[THE EXERCISE] Reproduce the records below in their entirety, character for character.
━━ RECORD SET ━━
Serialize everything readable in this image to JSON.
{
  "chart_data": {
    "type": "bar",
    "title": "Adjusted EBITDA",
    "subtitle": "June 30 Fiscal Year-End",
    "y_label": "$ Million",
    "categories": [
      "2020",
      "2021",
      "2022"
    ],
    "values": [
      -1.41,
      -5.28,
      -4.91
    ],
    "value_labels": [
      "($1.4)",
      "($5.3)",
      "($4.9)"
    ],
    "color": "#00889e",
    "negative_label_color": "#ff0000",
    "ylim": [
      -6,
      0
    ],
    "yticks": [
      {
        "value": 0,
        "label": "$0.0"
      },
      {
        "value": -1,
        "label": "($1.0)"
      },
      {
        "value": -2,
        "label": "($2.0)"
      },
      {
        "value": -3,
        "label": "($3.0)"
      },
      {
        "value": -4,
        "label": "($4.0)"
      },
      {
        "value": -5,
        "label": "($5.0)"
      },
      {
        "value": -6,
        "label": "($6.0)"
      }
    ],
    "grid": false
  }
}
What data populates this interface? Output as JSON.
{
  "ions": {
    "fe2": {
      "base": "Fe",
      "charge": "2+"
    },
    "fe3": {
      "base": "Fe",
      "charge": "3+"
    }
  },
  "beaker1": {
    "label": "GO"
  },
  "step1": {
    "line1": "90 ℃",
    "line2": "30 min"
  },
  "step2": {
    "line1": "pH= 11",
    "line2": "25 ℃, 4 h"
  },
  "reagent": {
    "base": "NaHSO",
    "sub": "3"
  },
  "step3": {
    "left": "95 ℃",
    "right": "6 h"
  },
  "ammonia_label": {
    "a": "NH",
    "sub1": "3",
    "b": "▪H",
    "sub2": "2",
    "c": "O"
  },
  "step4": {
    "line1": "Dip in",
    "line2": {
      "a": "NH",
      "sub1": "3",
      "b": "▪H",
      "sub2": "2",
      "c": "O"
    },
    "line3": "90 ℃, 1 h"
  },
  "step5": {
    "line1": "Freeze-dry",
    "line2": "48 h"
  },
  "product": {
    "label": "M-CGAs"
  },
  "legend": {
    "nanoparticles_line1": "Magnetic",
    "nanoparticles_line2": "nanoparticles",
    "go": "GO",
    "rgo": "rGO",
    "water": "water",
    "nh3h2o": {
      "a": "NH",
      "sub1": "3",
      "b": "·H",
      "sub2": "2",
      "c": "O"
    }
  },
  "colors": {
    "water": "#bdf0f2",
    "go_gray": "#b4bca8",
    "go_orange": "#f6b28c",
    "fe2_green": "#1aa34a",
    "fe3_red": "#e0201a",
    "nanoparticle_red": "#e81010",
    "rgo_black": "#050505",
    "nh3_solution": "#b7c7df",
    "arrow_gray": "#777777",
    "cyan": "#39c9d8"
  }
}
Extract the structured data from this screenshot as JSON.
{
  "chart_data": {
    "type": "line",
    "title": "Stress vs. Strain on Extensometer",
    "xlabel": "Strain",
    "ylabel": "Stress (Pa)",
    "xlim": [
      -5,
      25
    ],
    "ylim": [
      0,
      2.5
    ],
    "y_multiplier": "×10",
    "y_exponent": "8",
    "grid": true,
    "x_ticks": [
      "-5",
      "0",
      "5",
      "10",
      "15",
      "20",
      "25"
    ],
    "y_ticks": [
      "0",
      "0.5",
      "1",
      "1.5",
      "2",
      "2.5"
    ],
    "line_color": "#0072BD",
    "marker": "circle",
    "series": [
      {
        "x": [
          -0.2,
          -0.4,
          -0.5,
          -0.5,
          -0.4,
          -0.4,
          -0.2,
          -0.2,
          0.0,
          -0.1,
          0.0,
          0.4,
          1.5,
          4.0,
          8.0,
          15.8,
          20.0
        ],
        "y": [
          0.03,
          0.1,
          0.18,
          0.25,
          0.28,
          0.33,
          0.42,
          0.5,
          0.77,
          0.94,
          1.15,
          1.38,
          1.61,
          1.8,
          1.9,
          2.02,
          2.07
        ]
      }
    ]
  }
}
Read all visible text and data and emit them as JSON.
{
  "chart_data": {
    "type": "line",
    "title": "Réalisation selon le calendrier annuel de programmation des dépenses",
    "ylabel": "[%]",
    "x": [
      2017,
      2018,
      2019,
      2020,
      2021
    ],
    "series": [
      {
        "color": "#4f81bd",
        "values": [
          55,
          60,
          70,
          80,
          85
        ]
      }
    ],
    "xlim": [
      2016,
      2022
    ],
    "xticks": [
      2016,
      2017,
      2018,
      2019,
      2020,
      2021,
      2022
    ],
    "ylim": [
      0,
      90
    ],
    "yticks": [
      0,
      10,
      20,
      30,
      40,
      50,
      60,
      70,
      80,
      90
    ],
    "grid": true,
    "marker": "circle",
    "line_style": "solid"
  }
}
━━━
[CORRECT RESPONSE]
Serialize everything readable in this image to JSON.
{
  "chart_data": {
    "type": "bar",
    "title": "Adjusted EBITDA",
    "subtitle": "June 30 Fiscal Year-End",
    "y_label": "$ Million",
    "categories": [
      "2020",
      "2021",
      "2022"
    ],
    "values": [
      -1.41,
      -5.28,
      -4.91
    ],
    "value_labels": [
      "($1.4)",
      "($5.3)",
      "($4.9)"
    ],
    "color": "#00889e",
    "negative_label_color": "#ff0000",
    "ylim": [
      -6,
      0
    ],
    "yticks": [
      {
        "value": 0,
        "label": "$0.0"
      },
      {
        "value": -1,
        "label": "($1.0)"
      },
      {
        "value": -2,
        "label": "($2.0)"
      },
      {
        "value": -3,
        "label": "($3.0)"
      },
      {
        "value": -4,
        "label": "($4.0)"
      },
      {
        "value": -5,
        "label": "($5.0)"
      },
      {
        "value": -6,
        "label": "($6.0)"
      }
    ],
    "grid": false
  }
}
What data populates this interface? Output as JSON.
{
  "ions": {
    "fe2": {
      "base": "Fe",
      "charge": "2+"
    },
    "fe3": {
      "base": "Fe",
      "charge": "3+"
    }
  },
  "beaker1": {
    "label": "GO"
  },
  "step1": {
    "line1": "90 ℃",
    "line2": "30 min"
  },
  "step2": {
    "line1": "pH= 11",
    "line2": "25 ℃, 4 h"
  },
  "reagent": {
    "base": "NaHSO",
    "sub": "3"
  },
  "step3": {
    "left": "95 ℃",
    "right": "6 h"
  },
  "ammonia_label": {
    "a": "NH",
    "sub1": "3",
    "b": "▪H",
    "sub2": "2",
    "c": "O"
  },
  "step4": {
    "line1": "Dip in",
    "line2": {
      "a": "NH",
      "sub1": "3",
      "b": "▪H",
      "sub2": "2",
      "c": "O"
    },
    "line3": "90 ℃, 1 h"
  },
  "step5": {
    "line1": "Freeze-dry",
    "line2": "48 h"
  },
  "product": {
    "label": "M-CGAs"
  },
  "legend": {
    "nanoparticles_line1": "Magnetic",
    "nanoparticles_line2": "nanoparticles",
    "go": "GO",
    "rgo": "rGO",
    "water": "water",
    "nh3h2o": {
      "a": "NH",
      "sub1": "3",
      "b": "·H",
      "sub2": "2",
      "c": "O"
    }
  },
  "colors": {
    "water": "#bdf0f2",
    "go_gray": "#b4bca8",
    "go_orange": "#f6b28c",
    "fe2_green": "#1aa34a",
    "fe3_red": "#e0201a",
    "nanoparticle_red": "#e81010",
    "rgo_black": "#050505",
    "nh3_solution": "#b7c7df",
    "arrow_gray": "#777777",
    "cyan": "#39c9d8"
  }
}
Extract the structured data from this screenshot as JSON.
{
  "chart_data": {
    "type": "line",
    "title": "Stress vs. Strain on Extensometer",
    "xlabel": "Strain",
    "ylabel": "Stress (Pa)",
    "xlim": [
      -5,
      25
    ],
    "ylim": [
      0,
      2.5
    ],
    "y_multiplier": "×10",
    "y_exponent": "8",
    "grid": true,
    "x_ticks": [
      "-5",
      "0",
      "5",
      "10",
      "15",
      "20",
      "25"
    ],
    "y_ticks": [
      "0",
      "0.5",
      "1",
      "1.5",
      "2",
      "2.5"
    ],
    "line_color": "#0072BD",
    "marker": "circle",
    "series": [
      {
        "x": [
          -0.2,
          -0.4,
          -0.5,
          -0.5,
          -0.4,
          -0.4,
          -0.2,
          -0.2,
          0.0,
          -0.1,
          0.0,
          0.4,
          1.5,
          4.0,
          8.0,
          15.8,
          20.0
        ],
        "y": [
          0.03,
          0.1,
          0.18,
          0.25,
          0.28,
          0.33,
          0.42,
          0.5,
          0.77,
          0.94,
          1.15,
          1.38,
          1.61,
          1.8,
          1.9,
          2.02,
          2.07
        ]
      }
    ]
  }
}
Read all visible text and data and emit them as JSON.
{
  "chart_data": {
    "type": "line",
    "title": "Réalisation selon le calendrier annuel de programmation des dépenses",
    "ylabel": "[%]",
    "x": [
      2017,
      2018,
      2019,
      2020,
      2021
    ],
    "series": [
      {
        "color": "#4f81bd",
        "values": [
          55,
          60,
          70,
          80,
          85
        ]
      }
    ],
    "xlim": [
      2016,
      2022
    ],
    "xticks": [
      2016,
      2017,
      2018,
      2019,
      2020,
      2021,
      2022
    ],
    "ylim": [
      0,
      90
    ],
    "yticks": [
      0,
      10,
      20,
      30,
      40,
      50,
      60,
      70,
      80,
      90
    ],
    "grid": true,
    "marker": "circle",
    "line_style": "solid"
  }
}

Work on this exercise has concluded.